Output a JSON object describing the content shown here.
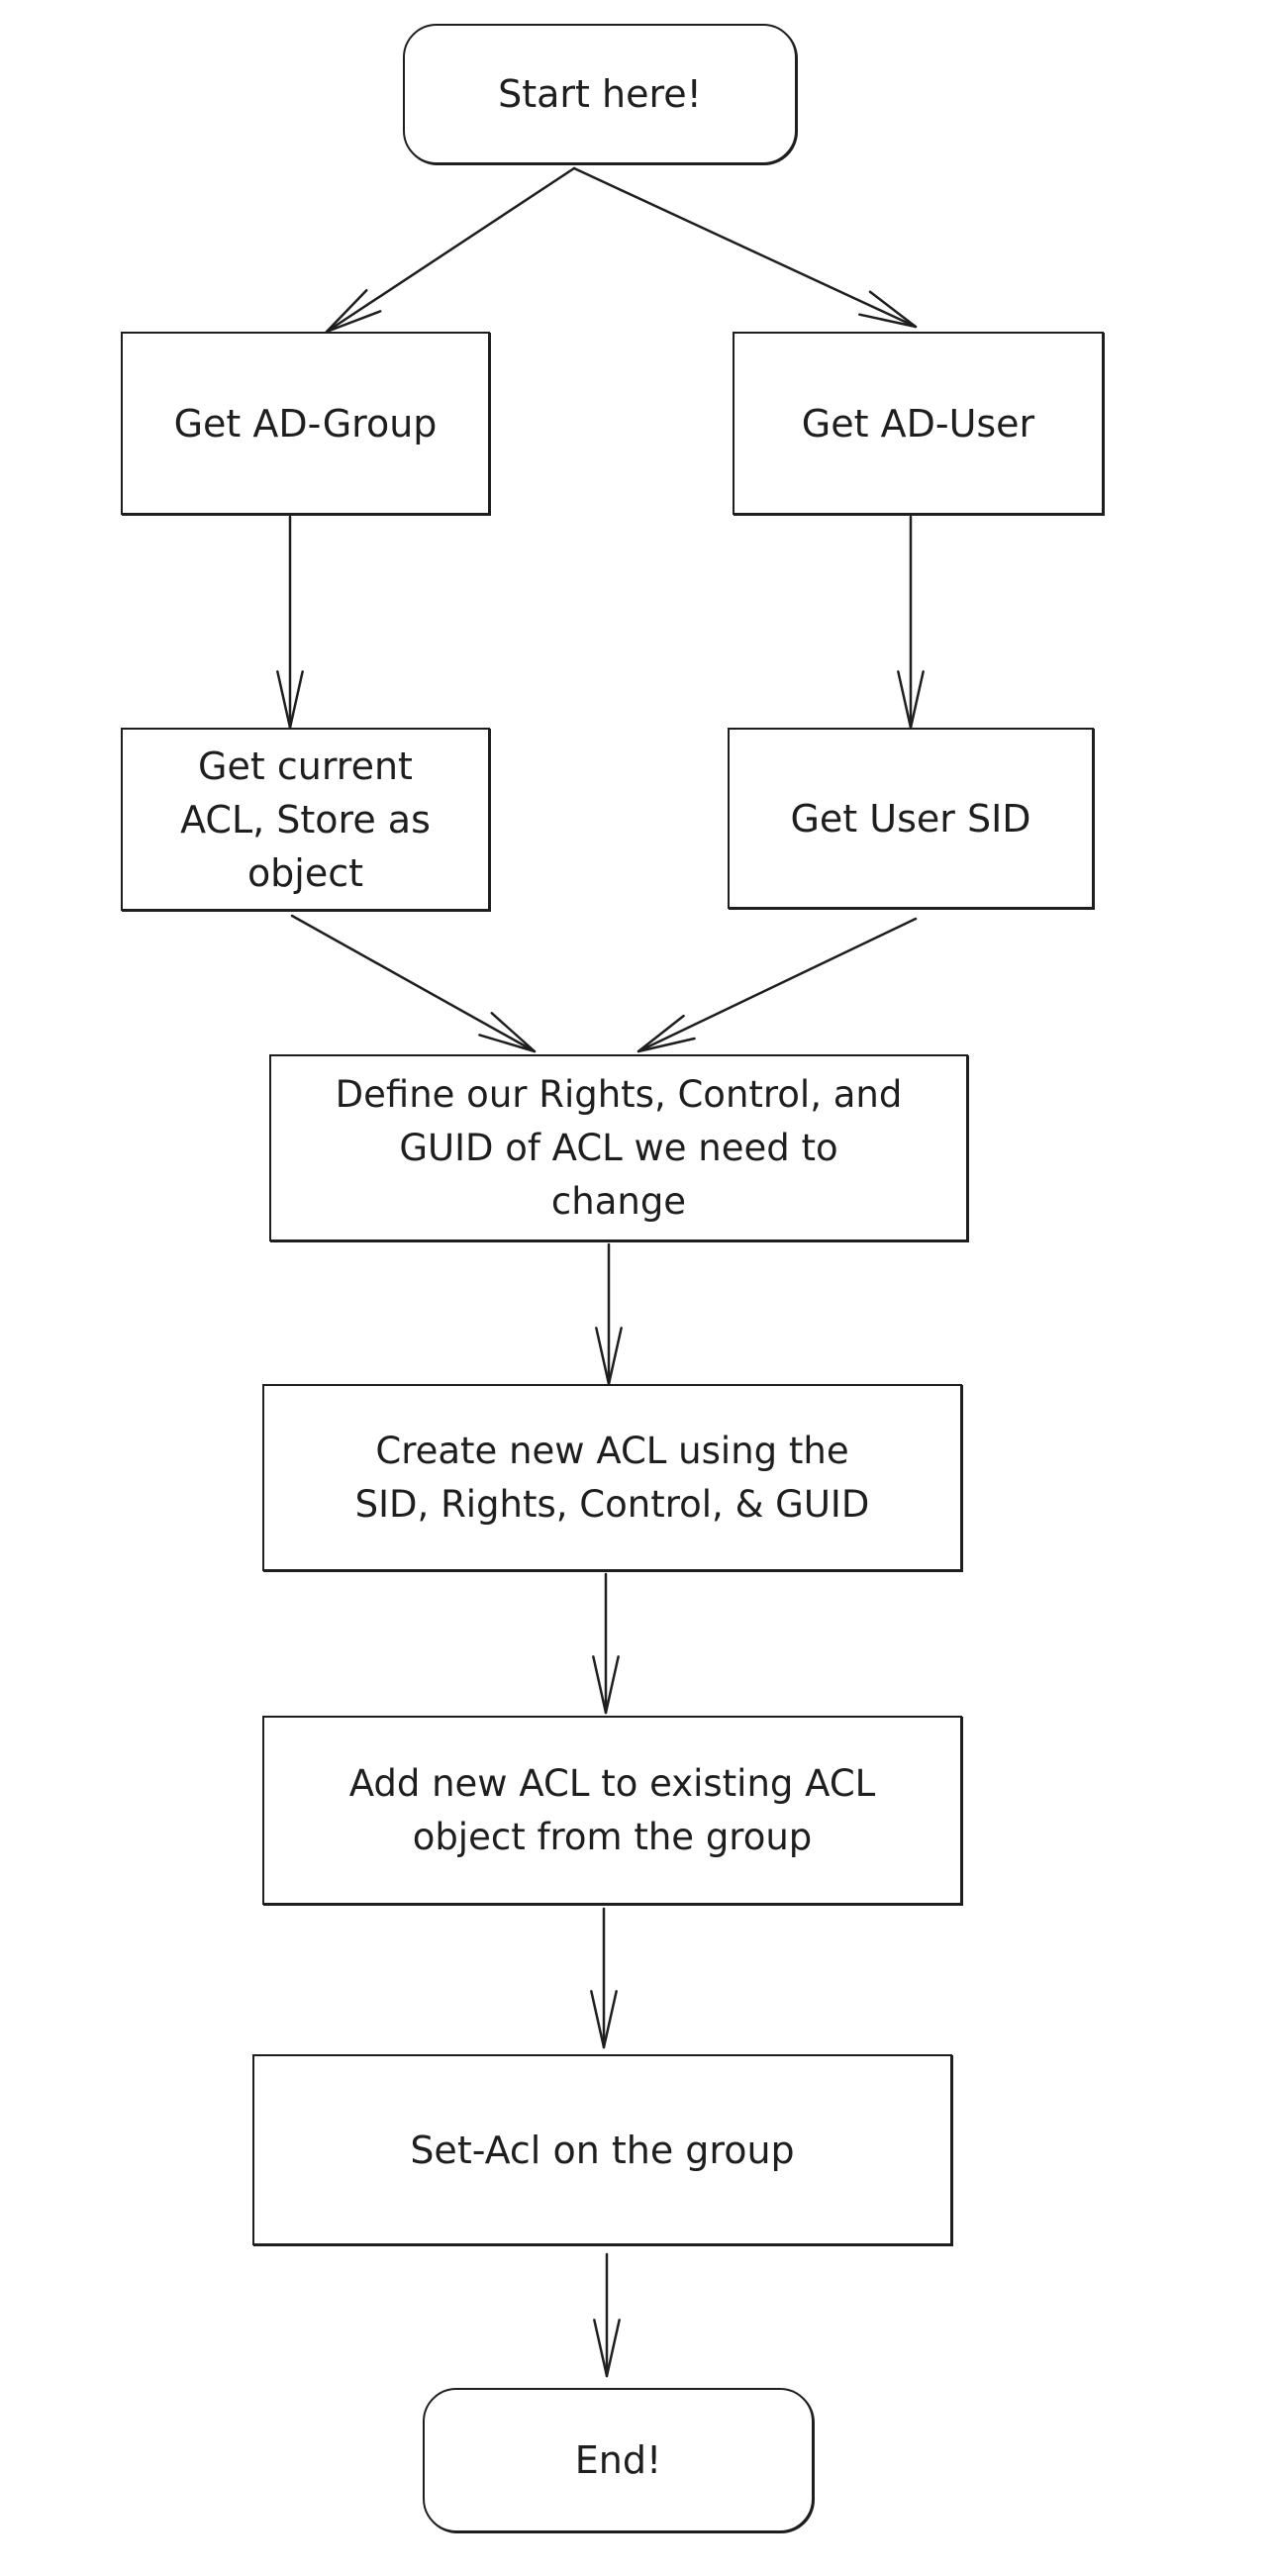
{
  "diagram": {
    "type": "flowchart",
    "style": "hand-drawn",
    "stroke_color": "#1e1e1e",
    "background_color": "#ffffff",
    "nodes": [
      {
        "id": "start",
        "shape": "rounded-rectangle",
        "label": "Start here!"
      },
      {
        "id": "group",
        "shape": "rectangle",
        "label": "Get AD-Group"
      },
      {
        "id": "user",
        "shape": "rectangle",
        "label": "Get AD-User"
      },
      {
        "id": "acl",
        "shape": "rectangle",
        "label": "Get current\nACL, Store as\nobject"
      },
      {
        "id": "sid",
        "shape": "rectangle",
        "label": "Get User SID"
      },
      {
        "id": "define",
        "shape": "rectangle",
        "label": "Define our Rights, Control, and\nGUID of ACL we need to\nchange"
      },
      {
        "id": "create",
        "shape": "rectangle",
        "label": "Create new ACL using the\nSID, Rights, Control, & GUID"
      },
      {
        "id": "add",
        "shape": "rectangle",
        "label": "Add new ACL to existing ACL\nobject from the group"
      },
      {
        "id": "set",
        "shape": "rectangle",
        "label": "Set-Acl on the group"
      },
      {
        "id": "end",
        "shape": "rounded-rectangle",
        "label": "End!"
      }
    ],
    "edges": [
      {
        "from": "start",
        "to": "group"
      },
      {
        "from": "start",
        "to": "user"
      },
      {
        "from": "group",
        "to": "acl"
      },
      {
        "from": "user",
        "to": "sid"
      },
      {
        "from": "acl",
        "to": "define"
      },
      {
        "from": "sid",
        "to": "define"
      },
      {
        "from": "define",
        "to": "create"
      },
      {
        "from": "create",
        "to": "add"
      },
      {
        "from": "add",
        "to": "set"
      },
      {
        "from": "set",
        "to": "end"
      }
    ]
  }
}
==
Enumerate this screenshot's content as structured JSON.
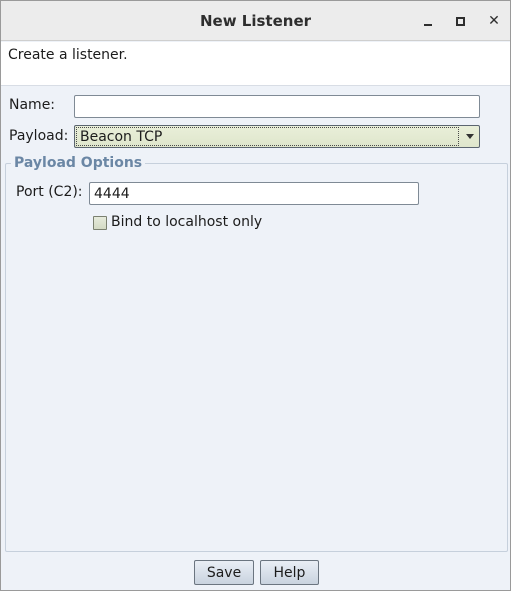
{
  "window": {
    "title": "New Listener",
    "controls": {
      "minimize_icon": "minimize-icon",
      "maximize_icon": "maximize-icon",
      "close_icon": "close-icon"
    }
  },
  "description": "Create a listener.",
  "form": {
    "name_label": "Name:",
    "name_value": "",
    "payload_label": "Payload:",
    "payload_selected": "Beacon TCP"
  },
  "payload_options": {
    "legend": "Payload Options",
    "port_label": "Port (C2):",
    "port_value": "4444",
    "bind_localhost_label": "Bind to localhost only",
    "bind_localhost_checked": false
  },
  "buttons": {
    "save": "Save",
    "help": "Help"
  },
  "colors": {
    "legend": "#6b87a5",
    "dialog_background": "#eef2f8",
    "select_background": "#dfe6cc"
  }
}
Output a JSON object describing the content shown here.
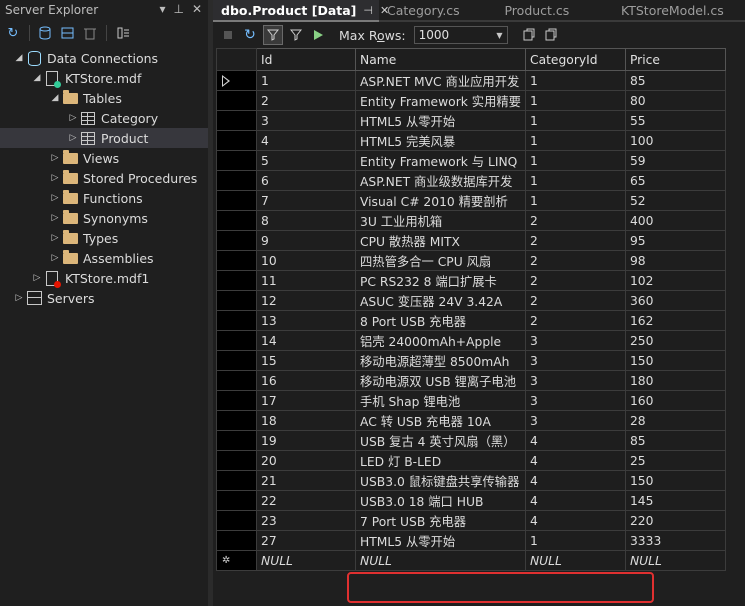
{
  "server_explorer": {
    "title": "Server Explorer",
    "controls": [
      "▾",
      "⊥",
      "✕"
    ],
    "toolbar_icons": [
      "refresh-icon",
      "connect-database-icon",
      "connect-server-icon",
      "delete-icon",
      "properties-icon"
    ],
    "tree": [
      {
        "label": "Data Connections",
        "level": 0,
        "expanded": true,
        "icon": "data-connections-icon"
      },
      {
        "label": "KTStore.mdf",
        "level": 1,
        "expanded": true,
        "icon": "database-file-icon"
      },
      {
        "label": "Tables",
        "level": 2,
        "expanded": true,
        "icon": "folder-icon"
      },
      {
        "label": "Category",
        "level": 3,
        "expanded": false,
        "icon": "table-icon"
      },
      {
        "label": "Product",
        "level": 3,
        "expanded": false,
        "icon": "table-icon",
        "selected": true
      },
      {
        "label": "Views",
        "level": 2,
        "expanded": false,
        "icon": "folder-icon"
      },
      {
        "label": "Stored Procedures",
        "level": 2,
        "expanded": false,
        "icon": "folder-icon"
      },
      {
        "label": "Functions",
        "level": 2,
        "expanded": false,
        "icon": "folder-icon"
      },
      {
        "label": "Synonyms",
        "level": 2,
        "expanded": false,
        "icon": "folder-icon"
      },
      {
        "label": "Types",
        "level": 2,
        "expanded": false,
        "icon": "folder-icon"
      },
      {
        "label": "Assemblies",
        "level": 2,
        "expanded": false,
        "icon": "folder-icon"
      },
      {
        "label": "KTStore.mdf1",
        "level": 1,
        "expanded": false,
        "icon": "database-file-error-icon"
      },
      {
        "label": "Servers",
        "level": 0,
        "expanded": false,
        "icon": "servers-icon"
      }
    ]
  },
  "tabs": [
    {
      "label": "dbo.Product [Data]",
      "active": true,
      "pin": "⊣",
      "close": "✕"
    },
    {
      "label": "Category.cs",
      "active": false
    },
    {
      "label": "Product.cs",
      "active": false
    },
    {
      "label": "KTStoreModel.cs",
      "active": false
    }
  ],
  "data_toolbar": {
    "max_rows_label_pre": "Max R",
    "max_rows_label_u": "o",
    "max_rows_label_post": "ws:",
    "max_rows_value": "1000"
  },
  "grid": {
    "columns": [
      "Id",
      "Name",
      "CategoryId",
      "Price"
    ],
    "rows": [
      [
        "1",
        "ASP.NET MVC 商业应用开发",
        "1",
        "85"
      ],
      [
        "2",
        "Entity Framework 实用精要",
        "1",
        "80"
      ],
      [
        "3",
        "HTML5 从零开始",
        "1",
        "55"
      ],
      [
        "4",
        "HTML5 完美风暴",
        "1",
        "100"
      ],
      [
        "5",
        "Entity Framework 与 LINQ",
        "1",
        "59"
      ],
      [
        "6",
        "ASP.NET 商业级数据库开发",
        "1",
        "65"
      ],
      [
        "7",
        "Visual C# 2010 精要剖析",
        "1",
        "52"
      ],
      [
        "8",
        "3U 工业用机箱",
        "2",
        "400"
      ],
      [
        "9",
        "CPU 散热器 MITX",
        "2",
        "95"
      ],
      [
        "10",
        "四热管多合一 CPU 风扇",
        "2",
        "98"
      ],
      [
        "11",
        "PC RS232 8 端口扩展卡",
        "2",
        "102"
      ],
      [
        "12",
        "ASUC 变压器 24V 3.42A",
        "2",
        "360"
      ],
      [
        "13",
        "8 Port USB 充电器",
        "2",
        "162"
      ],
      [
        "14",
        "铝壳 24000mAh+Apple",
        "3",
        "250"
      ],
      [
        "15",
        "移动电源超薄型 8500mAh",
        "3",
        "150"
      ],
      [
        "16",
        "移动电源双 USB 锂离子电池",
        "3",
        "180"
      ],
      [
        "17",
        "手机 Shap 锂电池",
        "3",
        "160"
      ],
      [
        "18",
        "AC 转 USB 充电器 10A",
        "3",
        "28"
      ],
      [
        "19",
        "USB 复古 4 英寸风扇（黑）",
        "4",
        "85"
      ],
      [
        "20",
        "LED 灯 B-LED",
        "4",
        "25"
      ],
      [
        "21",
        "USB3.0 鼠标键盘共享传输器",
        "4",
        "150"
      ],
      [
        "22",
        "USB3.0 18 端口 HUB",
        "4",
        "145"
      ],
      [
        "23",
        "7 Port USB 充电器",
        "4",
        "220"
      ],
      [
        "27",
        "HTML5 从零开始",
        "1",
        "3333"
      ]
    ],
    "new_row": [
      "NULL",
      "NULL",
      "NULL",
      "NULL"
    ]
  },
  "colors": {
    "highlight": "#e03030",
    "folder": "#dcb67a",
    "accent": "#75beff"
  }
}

*EXERCISE OBJECTIVE*
For the listing above, identify each line bearing "file".

*FINAL RESULT*
        "icon": "database-file-icon"
        "icon": "database-file-error-icon"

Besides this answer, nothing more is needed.